**WHAT IS BEING ASKED**
Copy out, from the entries below, each line holding the string "чтобы".

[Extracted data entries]

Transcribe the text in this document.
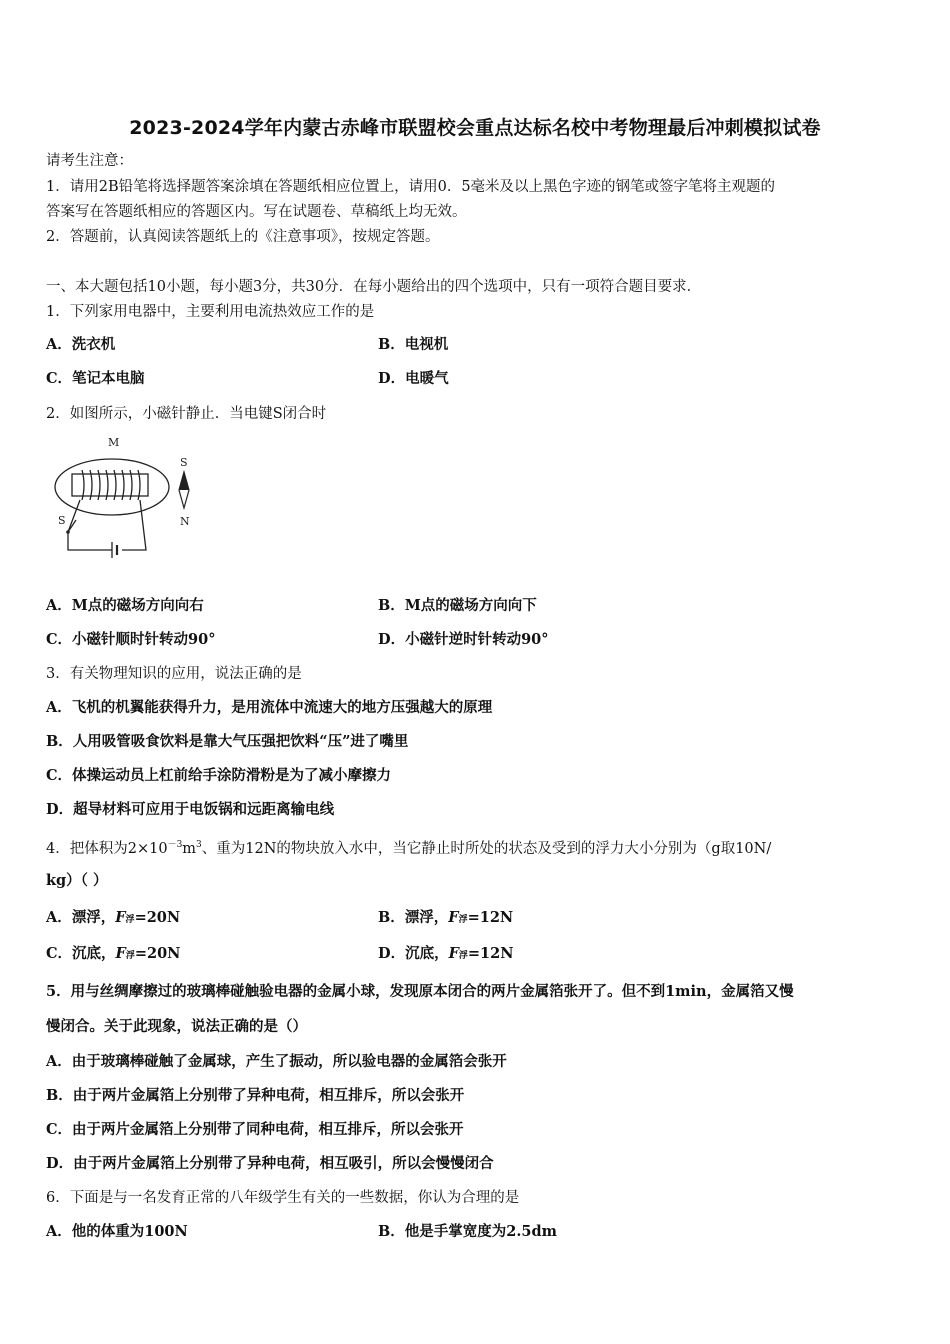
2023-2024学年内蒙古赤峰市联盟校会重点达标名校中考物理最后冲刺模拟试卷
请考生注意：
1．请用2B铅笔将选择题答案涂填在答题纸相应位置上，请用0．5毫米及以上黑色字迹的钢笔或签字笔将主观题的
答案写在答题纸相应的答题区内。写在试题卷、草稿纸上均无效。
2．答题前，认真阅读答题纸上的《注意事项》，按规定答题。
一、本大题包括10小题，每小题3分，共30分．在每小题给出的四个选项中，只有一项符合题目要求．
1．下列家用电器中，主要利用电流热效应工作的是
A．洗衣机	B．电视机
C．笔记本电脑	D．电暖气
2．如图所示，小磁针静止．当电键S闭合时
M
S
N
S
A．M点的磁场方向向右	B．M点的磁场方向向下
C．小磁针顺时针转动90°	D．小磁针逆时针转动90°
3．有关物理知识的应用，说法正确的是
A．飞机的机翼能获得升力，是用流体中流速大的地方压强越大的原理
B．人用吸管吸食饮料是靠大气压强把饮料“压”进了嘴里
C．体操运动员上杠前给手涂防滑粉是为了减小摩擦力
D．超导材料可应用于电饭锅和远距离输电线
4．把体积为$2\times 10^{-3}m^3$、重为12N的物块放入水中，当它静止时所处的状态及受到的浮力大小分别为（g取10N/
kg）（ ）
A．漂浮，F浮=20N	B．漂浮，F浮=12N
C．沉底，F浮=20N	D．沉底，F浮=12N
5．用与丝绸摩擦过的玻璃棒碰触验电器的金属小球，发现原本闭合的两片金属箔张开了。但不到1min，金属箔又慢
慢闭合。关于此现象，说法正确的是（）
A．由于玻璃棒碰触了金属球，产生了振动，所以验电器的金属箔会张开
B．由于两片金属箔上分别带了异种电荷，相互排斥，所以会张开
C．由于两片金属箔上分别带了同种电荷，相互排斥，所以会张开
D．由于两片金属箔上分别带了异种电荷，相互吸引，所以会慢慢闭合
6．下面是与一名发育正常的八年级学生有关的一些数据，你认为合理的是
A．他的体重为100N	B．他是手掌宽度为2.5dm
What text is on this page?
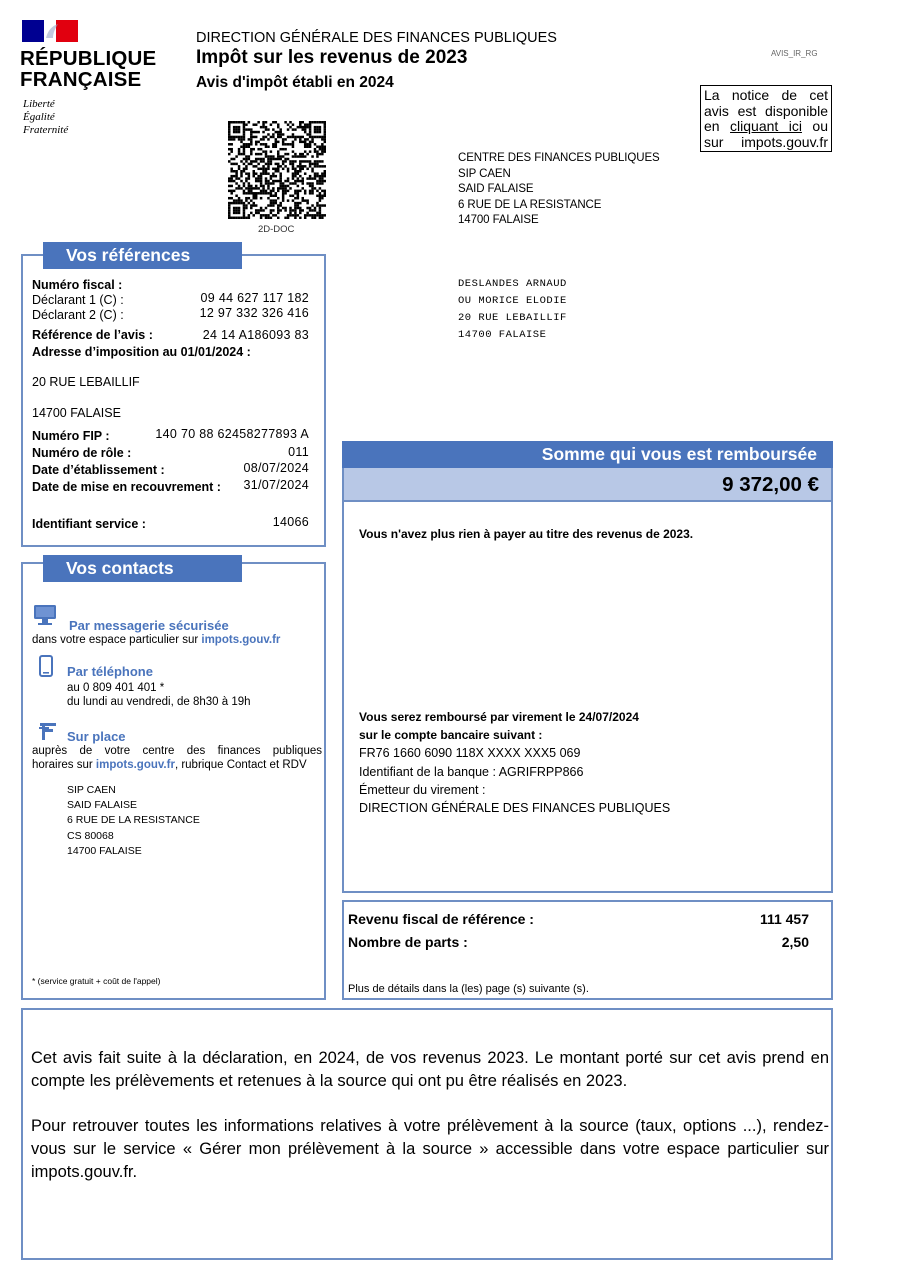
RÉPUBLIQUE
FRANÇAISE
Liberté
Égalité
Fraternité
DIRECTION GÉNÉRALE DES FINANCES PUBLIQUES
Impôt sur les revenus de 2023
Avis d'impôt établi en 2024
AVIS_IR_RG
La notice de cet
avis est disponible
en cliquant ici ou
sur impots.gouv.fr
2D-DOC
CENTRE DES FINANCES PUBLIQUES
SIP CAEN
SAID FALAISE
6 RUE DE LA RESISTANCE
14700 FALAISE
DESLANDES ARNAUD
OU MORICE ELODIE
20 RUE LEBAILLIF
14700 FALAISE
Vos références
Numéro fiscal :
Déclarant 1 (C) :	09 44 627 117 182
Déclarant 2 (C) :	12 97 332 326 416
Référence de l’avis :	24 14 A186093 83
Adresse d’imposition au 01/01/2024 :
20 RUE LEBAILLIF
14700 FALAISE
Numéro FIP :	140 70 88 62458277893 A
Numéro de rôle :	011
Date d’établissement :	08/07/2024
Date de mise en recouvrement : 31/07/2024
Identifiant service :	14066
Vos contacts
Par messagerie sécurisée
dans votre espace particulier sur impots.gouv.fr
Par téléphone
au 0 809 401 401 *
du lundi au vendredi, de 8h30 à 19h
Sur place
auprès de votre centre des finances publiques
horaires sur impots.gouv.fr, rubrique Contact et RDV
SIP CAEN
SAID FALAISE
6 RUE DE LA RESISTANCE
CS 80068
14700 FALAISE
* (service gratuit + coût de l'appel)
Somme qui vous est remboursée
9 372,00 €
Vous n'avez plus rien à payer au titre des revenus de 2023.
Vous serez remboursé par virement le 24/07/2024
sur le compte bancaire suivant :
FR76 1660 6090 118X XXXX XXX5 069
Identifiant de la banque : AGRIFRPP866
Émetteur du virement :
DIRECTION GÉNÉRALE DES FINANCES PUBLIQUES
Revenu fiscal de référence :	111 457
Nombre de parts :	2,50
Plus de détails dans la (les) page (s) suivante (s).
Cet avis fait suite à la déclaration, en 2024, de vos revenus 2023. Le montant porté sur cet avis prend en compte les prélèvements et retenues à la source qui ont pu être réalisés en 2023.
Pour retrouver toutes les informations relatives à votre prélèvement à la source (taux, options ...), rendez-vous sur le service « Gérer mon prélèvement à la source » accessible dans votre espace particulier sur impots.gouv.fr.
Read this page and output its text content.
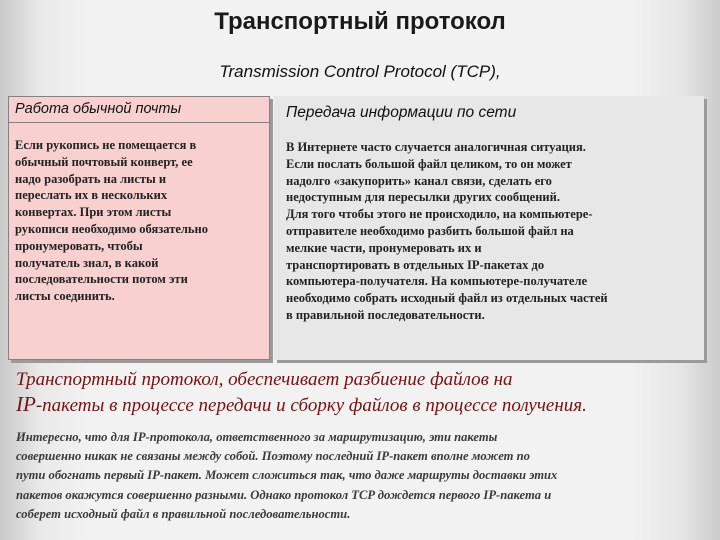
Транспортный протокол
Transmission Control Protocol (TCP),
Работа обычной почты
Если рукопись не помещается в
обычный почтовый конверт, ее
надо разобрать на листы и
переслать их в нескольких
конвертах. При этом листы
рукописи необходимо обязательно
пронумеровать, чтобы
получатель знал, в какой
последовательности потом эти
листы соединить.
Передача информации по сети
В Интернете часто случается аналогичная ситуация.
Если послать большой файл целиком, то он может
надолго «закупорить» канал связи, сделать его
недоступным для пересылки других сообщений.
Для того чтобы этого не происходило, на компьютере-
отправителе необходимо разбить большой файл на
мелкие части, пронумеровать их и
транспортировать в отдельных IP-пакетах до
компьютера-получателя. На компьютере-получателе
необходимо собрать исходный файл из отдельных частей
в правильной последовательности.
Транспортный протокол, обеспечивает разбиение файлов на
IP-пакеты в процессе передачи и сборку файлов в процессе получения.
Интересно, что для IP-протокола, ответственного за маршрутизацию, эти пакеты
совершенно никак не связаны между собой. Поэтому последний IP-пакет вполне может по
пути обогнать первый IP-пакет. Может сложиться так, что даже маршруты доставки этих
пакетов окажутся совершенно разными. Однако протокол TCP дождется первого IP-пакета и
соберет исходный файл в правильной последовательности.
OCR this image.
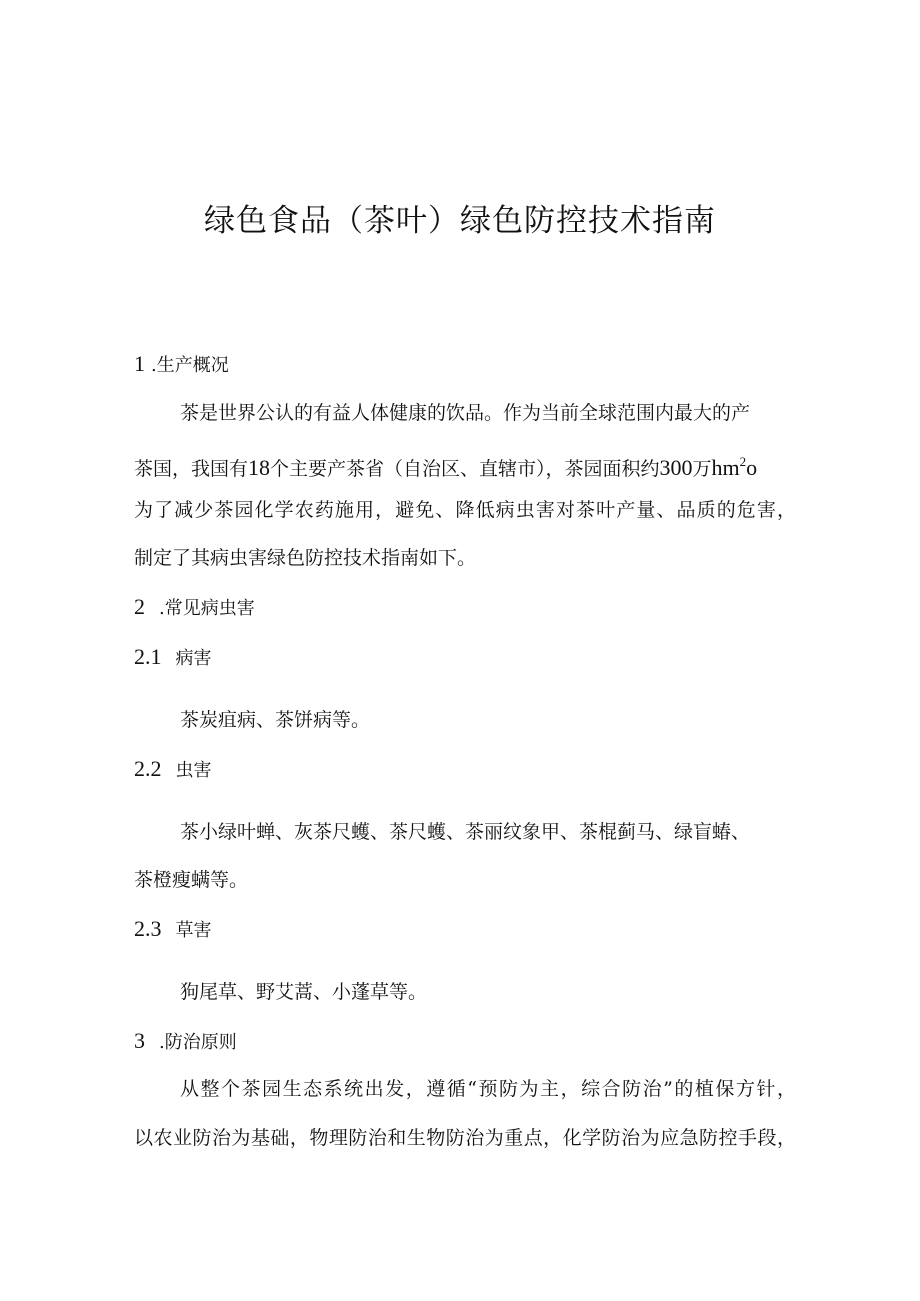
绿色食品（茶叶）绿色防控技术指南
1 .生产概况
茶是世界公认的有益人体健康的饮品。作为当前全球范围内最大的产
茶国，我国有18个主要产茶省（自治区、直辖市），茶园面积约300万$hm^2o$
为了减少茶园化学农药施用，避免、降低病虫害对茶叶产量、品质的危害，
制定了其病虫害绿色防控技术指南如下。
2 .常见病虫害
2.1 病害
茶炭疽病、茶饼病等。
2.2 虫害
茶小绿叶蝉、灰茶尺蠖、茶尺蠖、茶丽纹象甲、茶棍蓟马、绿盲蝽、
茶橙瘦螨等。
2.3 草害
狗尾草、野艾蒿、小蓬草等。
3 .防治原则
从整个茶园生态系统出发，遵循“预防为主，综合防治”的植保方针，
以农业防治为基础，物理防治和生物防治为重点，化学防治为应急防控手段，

**RESPONSE**
пронумеровать, чтобы
Для того чтобы этого не происходило, на компьютере-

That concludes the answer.